Objective
Transcribe the material in full, exactly as written.

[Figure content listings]
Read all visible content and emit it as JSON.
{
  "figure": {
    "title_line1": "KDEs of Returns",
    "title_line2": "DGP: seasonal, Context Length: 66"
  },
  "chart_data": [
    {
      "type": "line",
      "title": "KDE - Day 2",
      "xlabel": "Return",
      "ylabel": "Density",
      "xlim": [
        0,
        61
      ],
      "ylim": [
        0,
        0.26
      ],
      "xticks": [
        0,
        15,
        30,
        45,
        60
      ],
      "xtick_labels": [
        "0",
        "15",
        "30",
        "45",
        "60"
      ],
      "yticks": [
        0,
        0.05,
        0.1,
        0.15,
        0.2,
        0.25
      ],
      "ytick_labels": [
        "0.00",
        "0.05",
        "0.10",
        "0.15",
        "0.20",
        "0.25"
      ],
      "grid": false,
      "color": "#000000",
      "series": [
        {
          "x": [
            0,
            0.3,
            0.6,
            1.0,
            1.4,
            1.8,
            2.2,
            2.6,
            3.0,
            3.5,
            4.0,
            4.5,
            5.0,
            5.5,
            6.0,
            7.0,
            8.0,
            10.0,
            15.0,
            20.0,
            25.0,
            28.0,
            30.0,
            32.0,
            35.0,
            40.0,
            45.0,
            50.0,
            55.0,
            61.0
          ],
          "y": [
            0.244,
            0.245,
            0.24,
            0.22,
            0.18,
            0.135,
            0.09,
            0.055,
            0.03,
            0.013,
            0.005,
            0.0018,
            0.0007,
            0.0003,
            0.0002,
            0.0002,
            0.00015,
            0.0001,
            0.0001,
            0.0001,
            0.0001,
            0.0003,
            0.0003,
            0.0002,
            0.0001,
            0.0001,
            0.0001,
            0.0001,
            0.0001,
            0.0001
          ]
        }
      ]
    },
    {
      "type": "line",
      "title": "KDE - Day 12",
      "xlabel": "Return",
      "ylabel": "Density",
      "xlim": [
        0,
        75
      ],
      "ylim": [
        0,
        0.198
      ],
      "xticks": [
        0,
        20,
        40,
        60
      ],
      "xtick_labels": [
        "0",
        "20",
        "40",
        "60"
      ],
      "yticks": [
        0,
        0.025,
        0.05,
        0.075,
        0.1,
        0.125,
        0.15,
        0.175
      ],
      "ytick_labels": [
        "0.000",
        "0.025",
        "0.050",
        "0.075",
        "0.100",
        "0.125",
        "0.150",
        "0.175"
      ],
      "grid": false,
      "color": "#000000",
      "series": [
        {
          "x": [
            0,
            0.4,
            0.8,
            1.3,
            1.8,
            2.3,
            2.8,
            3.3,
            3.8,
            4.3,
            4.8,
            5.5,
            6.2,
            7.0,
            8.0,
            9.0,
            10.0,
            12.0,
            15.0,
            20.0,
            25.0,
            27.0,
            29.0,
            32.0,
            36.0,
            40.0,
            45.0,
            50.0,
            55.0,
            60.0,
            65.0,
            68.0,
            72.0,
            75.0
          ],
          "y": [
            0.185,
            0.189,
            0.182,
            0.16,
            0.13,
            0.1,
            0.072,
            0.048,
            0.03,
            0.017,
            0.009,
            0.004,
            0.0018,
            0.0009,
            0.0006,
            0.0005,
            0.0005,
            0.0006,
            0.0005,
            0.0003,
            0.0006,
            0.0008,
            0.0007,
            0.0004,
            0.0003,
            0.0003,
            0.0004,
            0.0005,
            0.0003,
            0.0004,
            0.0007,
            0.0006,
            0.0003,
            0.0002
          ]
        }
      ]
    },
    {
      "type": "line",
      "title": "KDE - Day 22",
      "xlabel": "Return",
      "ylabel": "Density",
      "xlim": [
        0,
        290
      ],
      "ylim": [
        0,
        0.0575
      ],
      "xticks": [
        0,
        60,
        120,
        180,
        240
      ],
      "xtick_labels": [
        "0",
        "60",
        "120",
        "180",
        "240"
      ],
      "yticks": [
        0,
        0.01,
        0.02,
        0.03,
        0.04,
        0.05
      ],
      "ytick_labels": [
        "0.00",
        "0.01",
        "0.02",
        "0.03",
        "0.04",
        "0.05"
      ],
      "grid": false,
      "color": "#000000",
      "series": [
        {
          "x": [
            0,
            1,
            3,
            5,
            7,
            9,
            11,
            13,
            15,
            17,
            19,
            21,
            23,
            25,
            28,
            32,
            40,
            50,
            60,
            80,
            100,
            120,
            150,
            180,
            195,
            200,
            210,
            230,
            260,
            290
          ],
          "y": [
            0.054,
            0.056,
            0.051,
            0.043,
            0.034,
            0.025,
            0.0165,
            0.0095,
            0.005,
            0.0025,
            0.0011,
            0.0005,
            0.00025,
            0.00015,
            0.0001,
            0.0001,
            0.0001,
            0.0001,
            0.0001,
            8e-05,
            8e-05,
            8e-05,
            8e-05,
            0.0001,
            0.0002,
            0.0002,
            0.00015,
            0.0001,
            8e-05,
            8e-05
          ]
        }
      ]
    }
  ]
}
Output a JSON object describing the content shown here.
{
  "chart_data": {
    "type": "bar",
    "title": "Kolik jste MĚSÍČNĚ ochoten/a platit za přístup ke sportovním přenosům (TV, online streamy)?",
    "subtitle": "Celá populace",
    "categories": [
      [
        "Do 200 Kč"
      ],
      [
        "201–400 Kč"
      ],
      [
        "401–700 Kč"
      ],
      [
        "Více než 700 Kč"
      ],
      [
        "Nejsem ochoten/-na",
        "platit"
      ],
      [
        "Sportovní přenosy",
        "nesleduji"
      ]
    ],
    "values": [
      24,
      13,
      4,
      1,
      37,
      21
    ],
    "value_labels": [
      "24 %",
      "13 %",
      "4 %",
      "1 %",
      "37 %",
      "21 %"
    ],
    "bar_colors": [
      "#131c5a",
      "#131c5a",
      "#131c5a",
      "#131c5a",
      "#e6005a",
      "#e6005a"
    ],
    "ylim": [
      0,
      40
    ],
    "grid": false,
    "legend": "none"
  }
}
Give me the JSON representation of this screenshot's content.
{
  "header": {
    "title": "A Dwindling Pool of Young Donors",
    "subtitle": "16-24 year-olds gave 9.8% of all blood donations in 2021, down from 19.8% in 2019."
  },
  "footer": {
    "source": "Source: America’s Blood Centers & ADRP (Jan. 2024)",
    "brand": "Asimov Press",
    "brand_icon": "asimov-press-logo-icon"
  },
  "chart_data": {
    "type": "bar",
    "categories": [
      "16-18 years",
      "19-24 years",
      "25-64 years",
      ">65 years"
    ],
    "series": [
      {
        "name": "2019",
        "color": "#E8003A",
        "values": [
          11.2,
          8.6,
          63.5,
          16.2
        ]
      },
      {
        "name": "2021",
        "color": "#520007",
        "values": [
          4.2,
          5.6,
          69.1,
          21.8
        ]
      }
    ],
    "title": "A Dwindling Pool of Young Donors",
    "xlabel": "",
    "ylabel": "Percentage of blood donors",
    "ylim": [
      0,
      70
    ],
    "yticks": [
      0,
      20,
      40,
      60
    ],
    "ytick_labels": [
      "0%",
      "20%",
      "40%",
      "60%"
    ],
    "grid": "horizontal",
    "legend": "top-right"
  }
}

Response to the task
Read all visible content and emit it as JSON.
{
  "figure": {
    "title_line1": "KDEs of Returns",
    "title_line2": "DGP: seasonal, Context Length: 66"
  },
  "chart_data": [
    {
      "type": "line",
      "title": "KDE - Day 2",
      "xlabel": "Return",
      "ylabel": "Density",
      "xlim": [
        0,
        61
      ],
      "ylim": [
        0,
        0.26
      ],
      "xticks": [
        0,
        15,
        30,
        45,
        60
      ],
      "xtick_labels": [
        "0",
        "15",
        "30",
        "45",
        "60"
      ],
      "yticks": [
        0,
        0.05,
        0.1,
        0.15,
        0.2,
        0.25
      ],
      "ytick_labels": [
        "0.00",
        "0.05",
        "0.10",
        "0.15",
        "0.20",
        "0.25"
      ],
      "grid": false,
      "color": "#000000",
      "series": [
        {
          "x": [
            0,
            0.3,
            0.6,
            1.0,
            1.4,
            1.8,
            2.2,
            2.6,
            3.0,
            3.5,
            4.0,
            4.5,
            5.0,
            5.5,
            6.0,
            7.0,
            8.0,
            10.0,
            15.0,
            20.0,
            25.0,
            28.0,
            30.0,
            32.0,
            35.0,
            40.0,
            45.0,
            50.0,
            55.0,
            61.0
          ],
          "y": [
            0.244,
            0.245,
            0.24,
            0.22,
            0.18,
            0.135,
            0.09,
            0.055,
            0.03,
            0.013,
            0.005,
            0.0018,
            0.0007,
            0.0003,
            0.0002,
            0.0002,
            0.00015,
            0.0001,
            0.0001,
            0.0001,
            0.0001,
            0.0003,
            0.0003,
            0.0002,
            0.0001,
            0.0001,
            0.0001,
            0.0001,
            0.0001,
            0.0001
          ]
        }
      ]
    },
    {
      "type": "line",
      "title": "KDE - Day 12",
      "xlabel": "Return",
      "ylabel": "Density",
      "xlim": [
        0,
        75
      ],
      "ylim": [
        0,
        0.198
      ],
      "xticks": [
        0,
        20,
        40,
        60
      ],
      "xtick_labels": [
        "0",
        "20",
        "40",
        "60"
      ],
      "yticks": [
        0,
        0.025,
        0.05,
        0.075,
        0.1,
        0.125,
        0.15,
        0.175
      ],
      "ytick_labels": [
        "0.000",
        "0.025",
        "0.050",
        "0.075",
        "0.100",
        "0.125",
        "0.150",
        "0.175"
      ],
      "grid": false,
      "color": "#000000",
      "series": [
        {
          "x": [
            0,
            0.4,
            0.8,
            1.3,
            1.8,
            2.3,
            2.8,
            3.3,
            3.8,
            4.3,
            4.8,
            5.5,
            6.2,
            7.0,
            8.0,
            9.0,
            10.0,
            12.0,
            15.0,
            20.0,
            25.0,
            27.0,
            29.0,
            32.0,
            36.0,
            40.0,
            45.0,
            50.0,
            55.0,
            60.0,
            65.0,
            68.0,
            72.0,
            75.0
          ],
          "y": [
            0.185,
            0.189,
            0.182,
            0.16,
            0.13,
            0.1,
            0.072,
            0.048,
            0.03,
            0.017,
            0.009,
            0.004,
            0.0018,
            0.0009,
            0.0006,
            0.0005,
            0.0005,
            0.0006,
            0.0005,
            0.0003,
            0.0006,
            0.0008,
            0.0007,
            0.0004,
            0.0003,
            0.0003,
            0.0004,
            0.0005,
            0.0003,
            0.0004,
            0.0007,
            0.0006,
            0.0003,
            0.0002
          ]
        }
      ]
    },
    {
      "type": "line",
      "title": "KDE - Day 22",
      "xlabel": "Return",
      "ylabel": "Density",
      "xlim": [
        0,
        290
      ],
      "ylim": [
        0,
        0.0575
      ],
      "xticks": [
        0,
        60,
        120,
        180,
        240
      ],
      "xtick_labels": [
        "0",
        "60",
        "120",
        "180",
        "240"
      ],
      "yticks": [
        0,
        0.01,
        0.02,
        0.03,
        0.04,
        0.05
      ],
      "ytick_labels": [
        "0.00",
        "0.01",
        "0.02",
        "0.03",
        "0.04",
        "0.05"
      ],
      "grid": false,
      "color": "#000000",
      "series": [
        {
          "x": [
            0,
            1,
            3,
            5,
            7,
            9,
            11,
            13,
            15,
            17,
            19,
            21,
            23,
            25,
            28,
            32,
            40,
            50,
            60,
            80,
            100,
            120,
            150,
            180,
            195,
            200,
            210,
            230,
            260,
            290
          ],
          "y": [
            0.054,
            0.056,
            0.051,
            0.043,
            0.034,
            0.025,
            0.0165,
            0.0095,
            0.005,
            0.0025,
            0.0011,
            0.0005,
            0.00025,
            0.00015,
            0.0001,
            0.0001,
            0.0001,
            0.0001,
            0.0001,
            8e-05,
            8e-05,
            8e-05,
            8e-05,
            0.0001,
            0.0002,
            0.0002,
            0.00015,
            0.0001,
            8e-05,
            8e-05
          ]
        }
      ]
    }
  ]
}
Output a JSON object describing the content shown here.
{
  "chart_data": {
    "type": "bar",
    "title": "Kolik jste MĚSÍČNĚ ochoten/a platit za přístup ke sportovním přenosům (TV, online streamy)?",
    "subtitle": "Celá populace",
    "categories": [
      [
        "Do 200 Kč"
      ],
      [
        "201–400 Kč"
      ],
      [
        "401–700 Kč"
      ],
      [
        "Více než 700 Kč"
      ],
      [
        "Nejsem ochoten/-na",
        "platit"
      ],
      [
        "Sportovní přenosy",
        "nesleduji"
      ]
    ],
    "values": [
      24,
      13,
      4,
      1,
      37,
      21
    ],
    "value_labels": [
      "24 %",
      "13 %",
      "4 %",
      "1 %",
      "37 %",
      "21 %"
    ],
    "bar_colors": [
      "#131c5a",
      "#131c5a",
      "#131c5a",
      "#131c5a",
      "#e6005a",
      "#e6005a"
    ],
    "ylim": [
      0,
      40
    ],
    "grid": false,
    "legend": "none"
  }
}
Give me the JSON representation of this screenshot's content.
{
  "header": {
    "title": "A Dwindling Pool of Young Donors",
    "subtitle": "16-24 year-olds gave 9.8% of all blood donations in 2021, down from 19.8% in 2019."
  },
  "footer": {
    "source": "Source: America’s Blood Centers & ADRP (Jan. 2024)",
    "brand": "Asimov Press",
    "brand_icon": "asimov-press-logo-icon"
  },
  "chart_data": {
    "type": "bar",
    "categories": [
      "16-18 years",
      "19-24 years",
      "25-64 years",
      ">65 years"
    ],
    "series": [
      {
        "name": "2019",
        "color": "#E8003A",
        "values": [
          11.2,
          8.6,
          63.5,
          16.2
        ]
      },
      {
        "name": "2021",
        "color": "#520007",
        "values": [
          4.2,
          5.6,
          69.1,
          21.8
        ]
      }
    ],
    "title": "A Dwindling Pool of Young Donors",
    "xlabel": "",
    "ylabel": "Percentage of blood donors",
    "ylim": [
      0,
      70
    ],
    "yticks": [
      0,
      20,
      40,
      60
    ],
    "ytick_labels": [
      "0%",
      "20%",
      "40%",
      "60%"
    ],
    "grid": "horizontal",
    "legend": "top-right"
  }
}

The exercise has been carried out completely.